**** Input rows ****
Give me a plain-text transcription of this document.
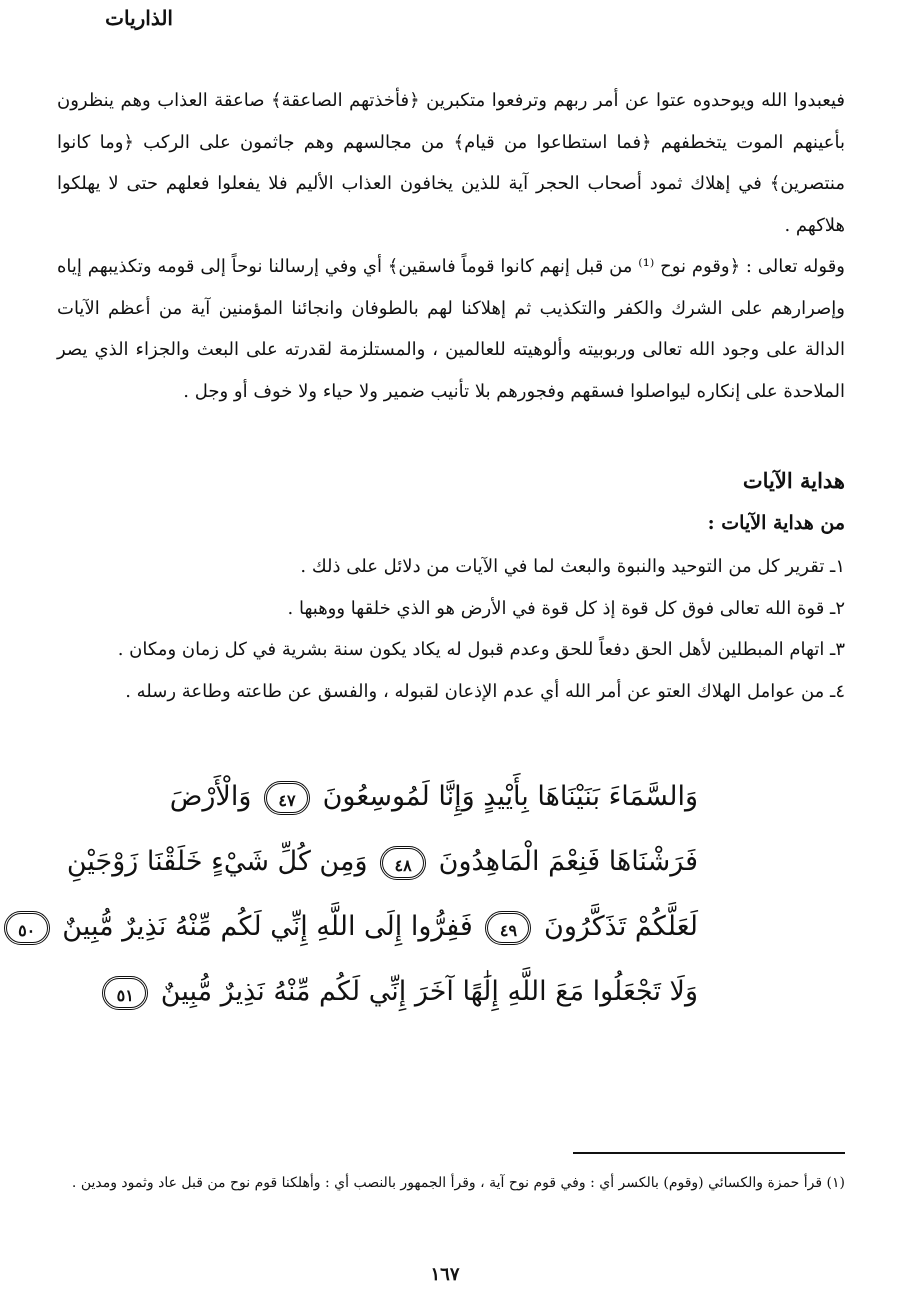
الذاريات
فيعبدوا الله ويوحدوه عتوا عن أمر ربهم وترفعوا متكبرين ﴿فأخذتهم الصاعقة﴾ صاعقة العذاب وهم ينظرون بأعينهم الموت يتخطفهم ﴿فما استطاعوا من قيام﴾ من مجالسهم وهم جاثمون على الركب ﴿وما كانوا منتصرين﴾ في إهلاك ثمود أصحاب الحجر آية للذين يخافون العذاب الأليم فلا يفعلوا فعلهم حتى لا يهلكوا هلاكهم .
وقوله تعالى : ﴿وقوم نوح ⁽¹⁾ من قبل إنهم كانوا قوماً فاسقين﴾ أي وفي إرسالنا نوحاً إلى قومه وتكذيبهم إياه وإصرارهم على الشرك والكفر والتكذيب ثم إهلاكنا لهم بالطوفان وانجائنا المؤمنين آية من أعظم الآيات الدالة على وجود الله تعالى وربوبيته وألوهيته للعالمين ، والمستلزمة لقدرته على البعث والجزاء الذي يصر الملاحدة على إنكاره ليواصلوا فسقهم وفجورهم بلا تأنيب ضمير ولا حياء ولا خوف أو وجل .
هداية الآيات
من هداية الآيات :
١ـ تقرير كل من التوحيد والنبوة والبعث لما في الآيات من دلائل على ذلك .
٢ـ قوة الله تعالى فوق كل قوة إذ كل قوة في الأرض هو الذي خلقها ووهبها .
٣ـ اتهام المبطلين لأهل الحق دفعاً للحق وعدم قبول له يكاد يكون سنة بشرية في كل زمان ومكان .
٤ـ من عوامل الهلاك العتو عن أمر الله أي عدم الإذعان لقبوله ، والفسق عن طاعته وطاعة رسله .
وَالسَّمَاءَ بَنَيْنَاهَا بِأَيْيدٍ وَإِنَّا لَمُوسِعُونَ ٤٧ وَالْأَرْضَ
فَرَشْنَاهَا فَنِعْمَ الْمَاهِدُونَ ٤٨ وَمِن كُلِّ شَيْءٍ خَلَقْنَا زَوْجَيْنِ
لَعَلَّكُمْ تَذَكَّرُونَ ٤٩ فَفِرُّوا إِلَى اللَّهِ إِنِّي لَكُم مِّنْهُ نَذِيرٌ مُّبِينٌ ٥٠
وَلَا تَجْعَلُوا مَعَ اللَّهِ إِلَٰهًا آخَرَ إِنِّي لَكُم مِّنْهُ نَذِيرٌ مُّبِينٌ ٥١
(١) قرأ حمزة والكسائي (وقوم) بالكسر أي : وفي قوم نوح آية ، وقرأ الجمهور بالنصب أي : وأهلكنا قوم نوح من قبل عاد وثمود ومدين .
١٦٧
****
Copy out each line of the material that holds the word "تعالى".

وقوله تعالى : ﴿وقوم نوح ⁽¹⁾ من قبل إنهم كانوا قوماً فاسقين﴾ أي وفي إرسالنا نوحاً إلى قومه وتكذيبهم إياه وإصرارهم على الشرك والكفر والتكذيب ثم إهلاكنا لهم بالطوفان وانجائنا المؤمنين آية من أعظم الآيات الدالة على وجود الله تعالى وربوبيته وألوهيته للعالمين ، والمستلزمة لقدرته على البعث والجزاء الذي يصر الملاحدة على إنكاره ليواصلوا فسقهم وفجورهم بلا تأنيب ضمير ولا حياء ولا خوف أو وجل .
٢ـ قوة الله تعالى فوق كل قوة إذ كل قوة في الأرض هو الذي خلقها ووهبها .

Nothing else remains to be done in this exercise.